--- Given records ---

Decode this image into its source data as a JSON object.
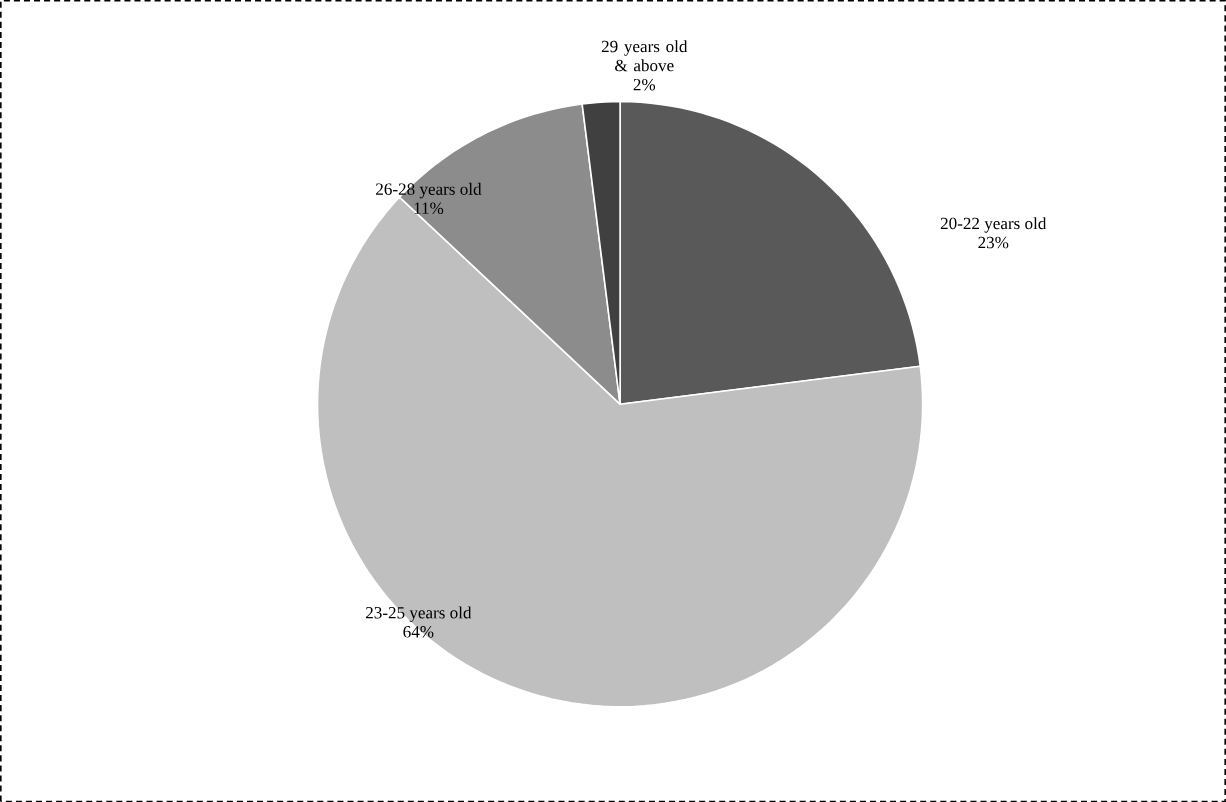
{
  "chart_data": {
    "type": "pie",
    "categories": [
      "20-22 years old",
      "23-25 years old",
      "26-28 years old",
      "29 years old & above"
    ],
    "values": [
      23,
      64,
      11,
      2
    ],
    "value_labels": [
      "23%",
      "64%",
      "11%",
      "2%"
    ],
    "colors": [
      "#595959",
      "#bfbfbf",
      "#8c8c8c",
      "#404040"
    ]
  }
}
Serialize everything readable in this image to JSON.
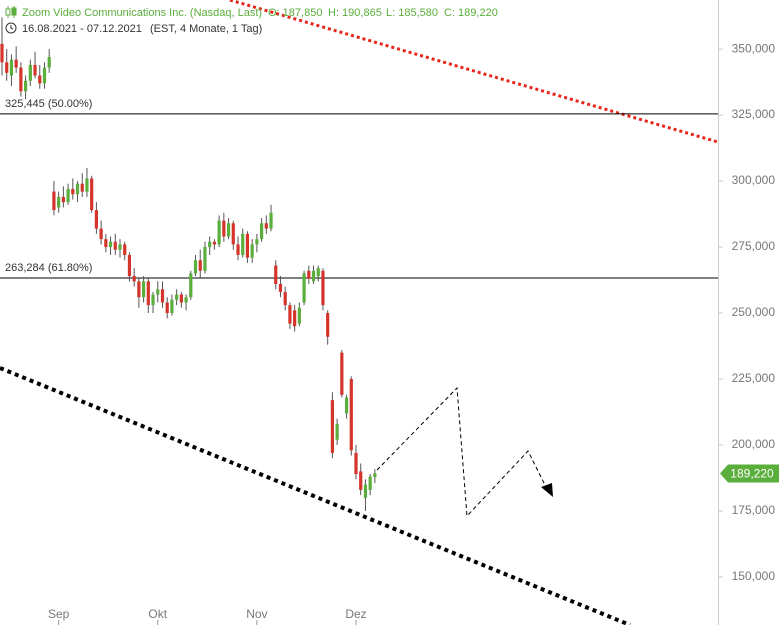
{
  "chart_data": {
    "type": "candlestick",
    "header": {
      "title": "Zoom Video Communications Inc. (Nasdaq, Last)",
      "open": "O: 187,850",
      "high": "H: 190,865",
      "low": "L: 185,580",
      "close": "C: 189,220",
      "range": "16.08.2021 - 07.12.2021",
      "info": "(EST, 4 Monate, 1 Tag)"
    },
    "categories": [
      null,
      null,
      null,
      null,
      null,
      null,
      null,
      null,
      null,
      null,
      null,
      null,
      "Sep",
      null,
      null,
      null,
      null,
      null,
      null,
      null,
      null,
      null,
      null,
      null,
      null,
      null,
      null,
      null,
      null,
      null,
      null,
      null,
      null,
      "Okt",
      null,
      null,
      null,
      null,
      null,
      null,
      null,
      null,
      null,
      null,
      null,
      null,
      null,
      null,
      null,
      null,
      null,
      null,
      null,
      null,
      "Nov",
      null,
      null,
      null,
      null,
      null,
      null,
      null,
      null,
      null,
      null,
      null,
      null,
      null,
      null,
      null,
      null,
      null,
      null,
      null,
      null,
      "Dez",
      null,
      null,
      null,
      null
    ],
    "open": [
      352000,
      345000,
      340000,
      346000,
      343000,
      334000,
      338000,
      344000,
      340000,
      337000,
      343000,
      296000,
      290000,
      294000,
      292000,
      297000,
      295000,
      299000,
      296000,
      301000,
      289000,
      282000,
      278000,
      275000,
      277000,
      274000,
      276000,
      272000,
      264000,
      262000,
      256000,
      262000,
      253000,
      257000,
      259000,
      254000,
      250000,
      255000,
      257000,
      254000,
      256000,
      265000,
      270000,
      266000,
      275000,
      277000,
      276000,
      285000,
      279000,
      284000,
      276000,
      272000,
      280000,
      271000,
      276000,
      278000,
      284000,
      282000,
      268000,
      261000,
      258000,
      253000,
      251000,
      246000,
      254000,
      266000,
      262000,
      264000,
      266000,
      250000,
      217000,
      202000,
      235000,
      212000,
      225000,
      197000,
      190000,
      180000,
      183000,
      187850
    ],
    "high": [
      362000,
      350000,
      348000,
      351000,
      345000,
      340000,
      346000,
      349000,
      344000,
      345000,
      350000,
      300000,
      296000,
      298000,
      299000,
      301000,
      300000,
      303000,
      305000,
      302000,
      292000,
      285000,
      280000,
      279000,
      280000,
      278000,
      277000,
      273000,
      267000,
      263000,
      264000,
      263000,
      258000,
      262000,
      262000,
      256000,
      257000,
      259000,
      258000,
      257000,
      266000,
      272000,
      274000,
      277000,
      279000,
      278000,
      287000,
      288000,
      286000,
      285000,
      279000,
      282000,
      281000,
      278000,
      280000,
      286000,
      287000,
      291000,
      270000,
      264000,
      260000,
      254000,
      253000,
      254000,
      266000,
      268000,
      268000,
      268000,
      267000,
      251000,
      220000,
      210000,
      236000,
      219000,
      226000,
      200000,
      193000,
      187000,
      189000,
      190865
    ],
    "low": [
      340000,
      338000,
      336000,
      341000,
      332000,
      331000,
      336000,
      339000,
      335000,
      335000,
      341000,
      287000,
      288000,
      290000,
      291000,
      293000,
      292000,
      294000,
      294000,
      288000,
      280000,
      276000,
      273000,
      272000,
      272000,
      271000,
      270000,
      262000,
      260000,
      252000,
      254000,
      250000,
      250000,
      254000,
      252000,
      248000,
      249000,
      253000,
      252000,
      251000,
      255000,
      264000,
      263000,
      265000,
      272000,
      274000,
      275000,
      277000,
      278000,
      274000,
      270000,
      271000,
      269000,
      269000,
      273000,
      277000,
      280000,
      281000,
      259000,
      256000,
      251000,
      244000,
      243000,
      245000,
      253000,
      261000,
      261000,
      262000,
      251000,
      238000,
      195000,
      200000,
      218000,
      210000,
      196000,
      187000,
      181000,
      175000,
      181000,
      185580
    ],
    "close": [
      345000,
      341000,
      346000,
      343000,
      334000,
      338000,
      344000,
      340000,
      337000,
      343000,
      347000,
      289000,
      294000,
      292000,
      297000,
      295000,
      299000,
      296000,
      301000,
      289000,
      282000,
      278000,
      275000,
      277000,
      274000,
      276000,
      272000,
      264000,
      262000,
      256000,
      262000,
      253000,
      257000,
      259000,
      254000,
      250000,
      255000,
      257000,
      254000,
      256000,
      265000,
      270000,
      266000,
      275000,
      277000,
      276000,
      285000,
      279000,
      284000,
      276000,
      272000,
      280000,
      271000,
      276000,
      278000,
      284000,
      282000,
      288000,
      261000,
      258000,
      253000,
      246000,
      245000,
      252000,
      265000,
      263000,
      266000,
      267000,
      253000,
      241000,
      197000,
      208000,
      219000,
      218000,
      198000,
      189000,
      183000,
      185000,
      188000,
      189220
    ],
    "up_color": "#5aae3c",
    "down_color": "#d5342b",
    "ylim": [
      131800,
      368600
    ],
    "yticks": [
      {
        "value": 150000,
        "label": "150,000"
      },
      {
        "value": 175000,
        "label": "175,000"
      },
      {
        "value": 200000,
        "label": "200,000"
      },
      {
        "value": 225000,
        "label": "225,000"
      },
      {
        "value": 250000,
        "label": "250,000"
      },
      {
        "value": 275000,
        "label": "275,000"
      },
      {
        "value": 300000,
        "label": "300,000"
      },
      {
        "value": 325000,
        "label": "325,000"
      },
      {
        "value": 350000,
        "label": "350,000"
      }
    ],
    "fib_levels": [
      {
        "value": 325445,
        "label": "325,445 (50.00%)"
      },
      {
        "value": 263284,
        "label": "263,284 (61.80%)"
      }
    ],
    "last_price": {
      "value": 189220,
      "label": "189,220"
    }
  }
}
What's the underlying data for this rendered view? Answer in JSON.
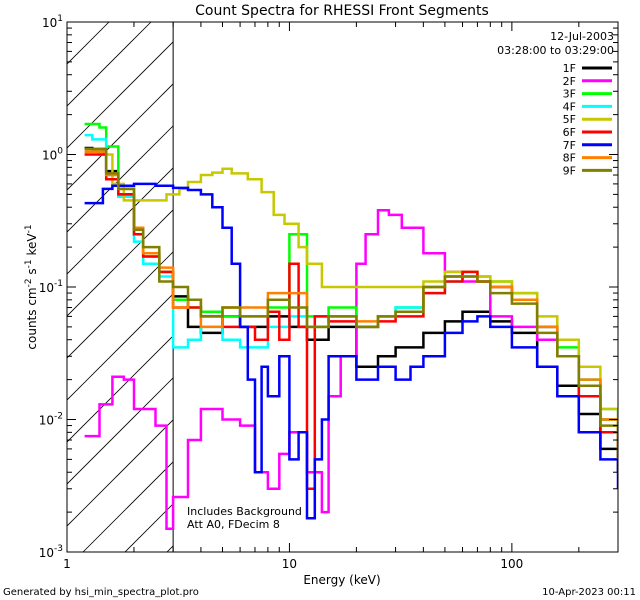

---

### Task:
Every record must be copied exactly, with the pictures left out.

### Full solution:
Decode this image into its source data as a JSON object.
{
  "chart_data": {
    "type": "pie",
    "categories": [
      "20-22 years old",
      "23-25 years old",
      "26-28 years old",
      "29 years old & above"
    ],
    "values": [
      23,
      64,
      11,
      2
    ],
    "value_labels": [
      "23%",
      "64%",
      "11%",
      "2%"
    ],
    "colors": [
      "#595959",
      "#bfbfbf",
      "#8c8c8c",
      "#404040"
    ]
  }
}
Serialize everything readable in this image to JSON.
{
  "chart_data": {
    "type": "candlestick",
    "header": {
      "title": "Zoom Video Communications Inc. (Nasdaq, Last)",
      "open": "O: 187,850",
      "high": "H: 190,865",
      "low": "L: 185,580",
      "close": "C: 189,220",
      "range": "16.08.2021 - 07.12.2021",
      "info": "(EST, 4 Monate, 1 Tag)"
    },
    "categories": [
      null,
      null,
      null,
      null,
      null,
      null,
      null,
      null,
      null,
      null,
      null,
      null,
      "Sep",
      null,
      null,
      null,
      null,
      null,
      null,
      null,
      null,
      null,
      null,
      null,
      null,
      null,
      null,
      null,
      null,
      null,
      null,
      null,
      null,
      "Okt",
      null,
      null,
      null,
      null,
      null,
      null,
      null,
      null,
      null,
      null,
      null,
      null,
      null,
      null,
      null,
      null,
      null,
      null,
      null,
      null,
      "Nov",
      null,
      null,
      null,
      null,
      null,
      null,
      null,
      null,
      null,
      null,
      null,
      null,
      null,
      null,
      null,
      null,
      null,
      null,
      null,
      null,
      "Dez",
      null,
      null,
      null,
      null
    ],
    "open": [
      352000,
      345000,
      340000,
      346000,
      343000,
      334000,
      338000,
      344000,
      340000,
      337000,
      343000,
      296000,
      290000,
      294000,
      292000,
      297000,
      295000,
      299000,
      296000,
      301000,
      289000,
      282000,
      278000,
      275000,
      277000,
      274000,
      276000,
      272000,
      264000,
      262000,
      256000,
      262000,
      253000,
      257000,
      259000,
      254000,
      250000,
      255000,
      257000,
      254000,
      256000,
      265000,
      270000,
      266000,
      275000,
      277000,
      276000,
      285000,
      279000,
      284000,
      276000,
      272000,
      280000,
      271000,
      276000,
      278000,
      284000,
      282000,
      268000,
      261000,
      258000,
      253000,
      251000,
      246000,
      254000,
      266000,
      262000,
      264000,
      266000,
      250000,
      217000,
      202000,
      235000,
      212000,
      225000,
      197000,
      190000,
      180000,
      183000,
      187850
    ],
    "high": [
      362000,
      350000,
      348000,
      351000,
      345000,
      340000,
      346000,
      349000,
      344000,
      345000,
      350000,
      300000,
      296000,
      298000,
      299000,
      301000,
      300000,
      303000,
      305000,
      302000,
      292000,
      285000,
      280000,
      279000,
      280000,
      278000,
      277000,
      273000,
      267000,
      263000,
      264000,
      263000,
      258000,
      262000,
      262000,
      256000,
      257000,
      259000,
      258000,
      257000,
      266000,
      272000,
      274000,
      277000,
      279000,
      278000,
      287000,
      288000,
      286000,
      285000,
      279000,
      282000,
      281000,
      278000,
      280000,
      286000,
      287000,
      291000,
      270000,
      264000,
      260000,
      254000,
      253000,
      254000,
      266000,
      268000,
      268000,
      268000,
      267000,
      251000,
      220000,
      210000,
      236000,
      219000,
      226000,
      200000,
      193000,
      187000,
      189000,
      190865
    ],
    "low": [
      340000,
      338000,
      336000,
      341000,
      332000,
      331000,
      336000,
      339000,
      335000,
      335000,
      341000,
      287000,
      288000,
      290000,
      291000,
      293000,
      292000,
      294000,
      294000,
      288000,
      280000,
      276000,
      273000,
      272000,
      272000,
      271000,
      270000,
      262000,
      260000,
      252000,
      254000,
      250000,
      250000,
      254000,
      252000,
      248000,
      249000,
      253000,
      252000,
      251000,
      255000,
      264000,
      263000,
      265000,
      272000,
      274000,
      275000,
      277000,
      278000,
      274000,
      270000,
      271000,
      269000,
      269000,
      273000,
      277000,
      280000,
      281000,
      259000,
      256000,
      251000,
      244000,
      243000,
      245000,
      253000,
      261000,
      261000,
      262000,
      251000,
      238000,
      195000,
      200000,
      218000,
      210000,
      196000,
      187000,
      181000,
      175000,
      181000,
      185580
    ],
    "close": [
      345000,
      341000,
      346000,
      343000,
      334000,
      338000,
      344000,
      340000,
      337000,
      343000,
      347000,
      289000,
      294000,
      292000,
      297000,
      295000,
      299000,
      296000,
      301000,
      289000,
      282000,
      278000,
      275000,
      277000,
      274000,
      276000,
      272000,
      264000,
      262000,
      256000,
      262000,
      253000,
      257000,
      259000,
      254000,
      250000,
      255000,
      257000,
      254000,
      256000,
      265000,
      270000,
      266000,
      275000,
      277000,
      276000,
      285000,
      279000,
      284000,
      276000,
      272000,
      280000,
      271000,
      276000,
      278000,
      284000,
      282000,
      288000,
      261000,
      258000,
      253000,
      246000,
      245000,
      252000,
      265000,
      263000,
      266000,
      267000,
      253000,
      241000,
      197000,
      208000,
      219000,
      218000,
      198000,
      189000,
      183000,
      185000,
      188000,
      189220
    ],
    "up_color": "#5aae3c",
    "down_color": "#d5342b",
    "ylim": [
      131800,
      368600
    ],
    "yticks": [
      {
        "value": 150000,
        "label": "150,000"
      },
      {
        "value": 175000,
        "label": "175,000"
      },
      {
        "value": 200000,
        "label": "200,000"
      },
      {
        "value": 225000,
        "label": "225,000"
      },
      {
        "value": 250000,
        "label": "250,000"
      },
      {
        "value": 275000,
        "label": "275,000"
      },
      {
        "value": 300000,
        "label": "300,000"
      },
      {
        "value": 325000,
        "label": "325,000"
      },
      {
        "value": 350000,
        "label": "350,000"
      }
    ],
    "fib_levels": [
      {
        "value": 325445,
        "label": "325,445 (50.00%)"
      },
      {
        "value": 263284,
        "label": "263,284 (61.80%)"
      }
    ],
    "last_price": {
      "value": 189220,
      "label": "189,220"
    }
  }
}
What's the underlying data for this rendered view? Answer in JSON.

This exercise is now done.